◆ Problem to work on
Present each line of the records below as a Markdown table with two columns, Row and Line. Number the rows in order and leave out blank lines.

______

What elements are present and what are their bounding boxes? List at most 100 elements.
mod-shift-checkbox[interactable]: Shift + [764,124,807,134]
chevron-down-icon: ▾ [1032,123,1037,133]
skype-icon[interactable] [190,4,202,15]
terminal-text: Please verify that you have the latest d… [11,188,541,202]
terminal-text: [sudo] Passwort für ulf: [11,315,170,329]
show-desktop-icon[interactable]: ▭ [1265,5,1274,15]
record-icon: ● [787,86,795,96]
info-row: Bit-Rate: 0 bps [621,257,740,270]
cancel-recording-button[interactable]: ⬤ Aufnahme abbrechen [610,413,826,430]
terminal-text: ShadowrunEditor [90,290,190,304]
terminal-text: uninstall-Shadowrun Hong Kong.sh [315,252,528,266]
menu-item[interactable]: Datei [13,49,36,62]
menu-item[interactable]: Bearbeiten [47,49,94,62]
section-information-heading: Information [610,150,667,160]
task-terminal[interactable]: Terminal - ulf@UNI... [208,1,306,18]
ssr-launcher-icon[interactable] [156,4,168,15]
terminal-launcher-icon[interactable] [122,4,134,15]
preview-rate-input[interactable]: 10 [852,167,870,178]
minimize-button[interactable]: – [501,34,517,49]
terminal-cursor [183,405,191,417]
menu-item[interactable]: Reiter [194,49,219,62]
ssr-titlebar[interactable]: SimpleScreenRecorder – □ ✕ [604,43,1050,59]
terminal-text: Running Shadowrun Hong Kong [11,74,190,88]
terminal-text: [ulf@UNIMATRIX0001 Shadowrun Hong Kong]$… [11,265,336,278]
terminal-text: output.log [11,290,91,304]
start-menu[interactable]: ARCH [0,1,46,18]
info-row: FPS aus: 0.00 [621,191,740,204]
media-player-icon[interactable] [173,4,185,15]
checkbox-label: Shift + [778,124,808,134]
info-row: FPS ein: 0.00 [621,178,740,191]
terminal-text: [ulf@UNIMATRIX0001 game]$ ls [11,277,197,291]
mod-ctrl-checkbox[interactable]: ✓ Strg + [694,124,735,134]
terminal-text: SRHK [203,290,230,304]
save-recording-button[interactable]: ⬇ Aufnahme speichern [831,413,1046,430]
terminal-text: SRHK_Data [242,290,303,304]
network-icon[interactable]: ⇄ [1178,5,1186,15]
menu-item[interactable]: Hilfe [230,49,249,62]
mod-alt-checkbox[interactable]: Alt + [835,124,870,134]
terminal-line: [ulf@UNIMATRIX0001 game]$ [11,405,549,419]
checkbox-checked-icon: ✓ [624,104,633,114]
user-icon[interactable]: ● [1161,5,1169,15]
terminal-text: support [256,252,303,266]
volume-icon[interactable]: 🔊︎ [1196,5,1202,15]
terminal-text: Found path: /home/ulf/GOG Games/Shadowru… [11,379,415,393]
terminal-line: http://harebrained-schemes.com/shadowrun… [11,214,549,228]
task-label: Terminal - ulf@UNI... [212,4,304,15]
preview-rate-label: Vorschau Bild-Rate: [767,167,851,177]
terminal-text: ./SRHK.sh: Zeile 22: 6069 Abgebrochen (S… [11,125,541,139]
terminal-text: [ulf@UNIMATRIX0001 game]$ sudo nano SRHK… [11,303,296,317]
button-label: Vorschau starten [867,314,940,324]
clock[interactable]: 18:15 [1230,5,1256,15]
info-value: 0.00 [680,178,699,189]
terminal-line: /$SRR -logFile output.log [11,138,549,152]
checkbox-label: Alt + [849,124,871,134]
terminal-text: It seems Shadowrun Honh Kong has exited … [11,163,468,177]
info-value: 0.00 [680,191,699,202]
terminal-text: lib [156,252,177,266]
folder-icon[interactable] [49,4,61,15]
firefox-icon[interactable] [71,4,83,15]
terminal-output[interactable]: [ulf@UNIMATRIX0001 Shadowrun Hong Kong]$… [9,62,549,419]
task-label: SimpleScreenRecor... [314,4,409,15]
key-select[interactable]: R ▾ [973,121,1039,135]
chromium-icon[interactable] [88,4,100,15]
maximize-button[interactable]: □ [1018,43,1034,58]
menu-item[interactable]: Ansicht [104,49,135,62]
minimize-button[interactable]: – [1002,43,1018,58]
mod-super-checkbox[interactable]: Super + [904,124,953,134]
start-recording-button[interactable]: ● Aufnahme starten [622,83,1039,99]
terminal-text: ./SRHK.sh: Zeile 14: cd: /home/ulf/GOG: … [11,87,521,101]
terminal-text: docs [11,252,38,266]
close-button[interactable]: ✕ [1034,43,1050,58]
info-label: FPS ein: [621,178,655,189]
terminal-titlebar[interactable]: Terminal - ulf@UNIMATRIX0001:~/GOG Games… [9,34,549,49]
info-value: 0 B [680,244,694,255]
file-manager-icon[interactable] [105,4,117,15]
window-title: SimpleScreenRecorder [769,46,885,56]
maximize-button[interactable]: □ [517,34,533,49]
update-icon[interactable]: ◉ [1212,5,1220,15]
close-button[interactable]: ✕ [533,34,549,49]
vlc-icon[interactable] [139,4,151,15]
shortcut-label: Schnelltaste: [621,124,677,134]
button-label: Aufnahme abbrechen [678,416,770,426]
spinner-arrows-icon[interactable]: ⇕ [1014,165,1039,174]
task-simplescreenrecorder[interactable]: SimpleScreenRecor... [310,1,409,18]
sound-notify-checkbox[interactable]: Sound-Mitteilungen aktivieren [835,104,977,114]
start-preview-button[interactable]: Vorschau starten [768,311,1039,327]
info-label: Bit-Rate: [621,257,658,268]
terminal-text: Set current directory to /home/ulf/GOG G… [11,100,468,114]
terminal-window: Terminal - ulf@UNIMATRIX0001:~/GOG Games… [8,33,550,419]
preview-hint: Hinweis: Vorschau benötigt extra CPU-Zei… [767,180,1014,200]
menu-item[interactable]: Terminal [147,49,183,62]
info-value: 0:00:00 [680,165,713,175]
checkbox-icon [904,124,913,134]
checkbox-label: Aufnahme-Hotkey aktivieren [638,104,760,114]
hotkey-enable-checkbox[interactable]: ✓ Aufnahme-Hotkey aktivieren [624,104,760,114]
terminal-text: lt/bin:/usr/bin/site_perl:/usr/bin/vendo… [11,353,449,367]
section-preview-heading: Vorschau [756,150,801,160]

______

◆ Task answer
| Row | Line |
|---|---|
| 1 | What elements are present and what are their bounding boxes? List at most 100 elements. |
| 2 | mod-shift-checkbox[interactable]: Shift + [764,124,807,134] |
| 3 | chevron-down-icon: ▾ [1032,123,1037,133] |
| 4 | skype-icon[interactable] [190,4,202,15] |
| 5 | terminal-text: Please verify that you have the latest d… [11,188,541,202] |
| 6 | terminal-text: [sudo] Passwort für ulf: [11,315,170,329] |
| 7 | show-desktop-icon[interactable]: ▭ [1265,5,1274,15] |
| 8 | record-icon: ● [787,86,795,96] |
| 9 | info-row: Bit-Rate: 0 bps [621,257,740,270] |
| 10 | cancel-recording-button[interactable]: ⬤ Aufnahme abbrechen [610,413,826,430] |
| 11 | terminal-text: ShadowrunEditor [90,290,190,304] |
| 12 | terminal-text: uninstall-Shadowrun Hong Kong.sh [315,252,528,266] |
| 13 | menu-item[interactable]: Datei [13,49,36,62] |
| 14 | menu-item[interactable]: Bearbeiten [47,49,94,62] |
| 15 | section-information-heading: Information [610,150,667,160] |
| 16 | task-terminal[interactable]: Terminal - ulf@UNI... [208,1,306,18] |
| 17 | ssr-launcher-icon[interactable] [156,4,168,15] |
| 18 | terminal-launcher-icon[interactable] [122,4,134,15] |
| 19 | preview-rate-input[interactable]: 10 [852,167,870,178] |
| 20 | minimize-button[interactable]: – [501,34,517,49] |
| 21 | terminal-cursor [183,405,191,417] |
| 22 | menu-item[interactable]: Reiter [194,49,219,62] |
| 23 | ssr-titlebar[interactable]: SimpleScreenRecorder – □ ✕ [604,43,1050,59] |
| 24 | terminal-text: Running Shadowrun Hong Kong [11,74,190,88] |
| 25 | terminal-text: [ulf@UNIMATRIX0001 Shadowrun Hong Kong]$… [11,265,336,278] |
| 26 | terminal-text: output.log [11,290,91,304] |
| 27 | start-menu[interactable]: ARCH [0,1,46,18] |
| 28 | info-row: FPS aus: 0.00 [621,191,740,204] |
| 29 | media-player-icon[interactable] [173,4,185,15] |
| 30 | checkbox-label: Shift + [778,124,808,134] |
| 31 | info-row: FPS ein: 0.00 [621,178,740,191] |
| 32 | terminal-text: [ulf@UNIMATRIX0001 game]$ ls [11,277,197,291] |
| 33 | mod-ctrl-checkbox[interactable]: ✓ Strg + [694,124,735,134] |
| 34 | terminal-text: SRHK [203,290,230,304] |
| 35 | save-recording-button[interactable]: ⬇ Aufnahme speichern [831,413,1046,430] |
| 36 | terminal-text: SRHK_Data [242,290,303,304] |
| 37 | network-icon[interactable]: ⇄ [1178,5,1186,15] |
| 38 | menu-item[interactable]: Hilfe [230,49,249,62] |
| 39 | mod-alt-checkbox[interactable]: Alt + [835,124,870,134] |
| 40 | terminal-line: [ulf@UNIMATRIX0001 game]$ [11,405,549,419] |
| 41 | checkbox-checked-icon: ✓ [624,104,633,114] |
| 42 | user-icon[interactable]: ● [1161,5,1169,15] |
| 43 | terminal-text: support [256,252,303,266] |
| 44 | volume-icon[interactable]: 🔊︎ [1196,5,1202,15] |
| 45 | terminal-text: Found path: /home/ulf/GOG Games/Shadowru… [11,379,415,393] |
| 46 | terminal-line: http://harebrained-schemes.com/shadowrun… [11,214,549,228] |
| 47 | task-label: Terminal - ulf@UNI... [212,4,304,15] |
| 48 | preview-rate-label: Vorschau Bild-Rate: [767,167,851,177] |
| 49 | terminal-text: ./SRHK.sh: Zeile 22: 6069 Abgebrochen (S… [11,125,541,139] |
| 50 | terminal-text: [ulf@UNIMATRIX0001 game]$ sudo nano SRHK… [11,303,296,317] |
| 51 | button-label: Vorschau starten [867,314,940,324] |
| 52 | clock[interactable]: 18:15 [1230,5,1256,15] |
| 53 | info-value: 0.00 [680,178,699,189] |
| 54 | terminal-line: /$SRR -logFile output.log [11,138,549,152] |
| 55 | checkbox-label: Alt + [849,124,871,134] |
| 56 | terminal-text: It seems Shadowrun Honh Kong has exited … [11,163,468,177] |
| 57 | info-value: 0.00 [680,191,699,202] |
| 58 | terminal-text: lib [156,252,177,266] |
| 59 | folder-icon[interactable] [49,4,61,15] |
| 60 | firefox-icon[interactable] [71,4,83,15] |
| 61 | terminal-output[interactable]: [ulf@UNIMATRIX0001 Shadowrun Hong Kong]$… [9,62,549,419] |
| 62 | task-label: SimpleScreenRecor... [314,4,409,15] |
| 63 | key-select[interactable]: R ▾ [973,121,1039,135] |
| 64 | chromium-icon[interactable] [88,4,100,15] |
| 65 | maximize-button[interactable]: □ [1018,43,1034,58] |
| 66 | menu-item[interactable]: Ansicht [104,49,135,62] |
| 67 | minimize-button[interactable]: – [1002,43,1018,58] |
| 68 | mod-super-checkbox[interactable]: Super + [904,124,953,134] |
| 69 | start-recording-button[interactable]: ● Aufnahme starten [622,83,1039,99] |
| 70 | terminal-text: ./SRHK.sh: Zeile 14: cd: /home/ulf/GOG: … [11,87,521,101] |
| 71 | terminal-text: docs [11,252,38,266] |
| 72 | close-button[interactable]: ✕ [1034,43,1050,58] |
| 73 | info-label: FPS ein: [621,178,655,189] |
| 74 | terminal-titlebar[interactable]: Terminal - ulf@UNIMATRIX0001:~/GOG Games… [9,34,549,49] |
| 75 | info-value: 0 B [680,244,694,255] |
| 76 | file-manager-icon[interactable] [105,4,117,15] |
| 77 | window-title: SimpleScreenRecorder [769,46,885,56] |
| 78 | maximize-button[interactable]: □ [517,34,533,49] |
| 79 | update-icon[interactable]: ◉ [1212,5,1220,15] |
| 80 | close-button[interactable]: ✕ [533,34,549,49] |
| 81 | vlc-icon[interactable] [139,4,151,15] |
| 82 | shortcut-label: Schnelltaste: [621,124,677,134] |
| 83 | button-label: Aufnahme abbrechen [678,416,770,426] |
| 84 | spinner-arrows-icon[interactable]: ⇕ [1014,165,1039,174] |
| 85 | task-simplescreenrecorder[interactable]: SimpleScreenRecor... [310,1,409,18] |
| 86 | sound-notify-checkbox[interactable]: Sound-Mitteilungen aktivieren [835,104,977,114] |
| 87 | start-preview-button[interactable]: Vorschau starten [768,311,1039,327] |
| 88 | info-label: Bit-Rate: [621,257,658,268] |
| 89 | terminal-text: Set current directory to /home/ulf/GOG G… [11,100,468,114] |
| 90 | terminal-window: Terminal - ulf@UNIMATRIX0001:~/GOG Games… [8,33,550,419] |
| 91 | preview-hint: Hinweis: Vorschau benötigt extra CPU-Zei… [767,180,1014,200] |
| 92 | menu-item[interactable]: Terminal [147,49,183,62] |
| 93 | info-value: 0:00:00 [680,165,713,175] |
| 94 | checkbox-icon [904,124,913,134] |
| 95 | checkbox-label: Aufnahme-Hotkey aktivieren [638,104,760,114] |
| 96 | hotkey-enable-checkbox[interactable]: ✓ Aufnahme-Hotkey aktivieren [624,104,760,114] |
| 97 | terminal-text: lt/bin:/usr/bin/site_perl:/usr/bin/vendo… [11,353,449,367] |
| 98 | section-preview-heading: Vorschau [756,150,801,160] |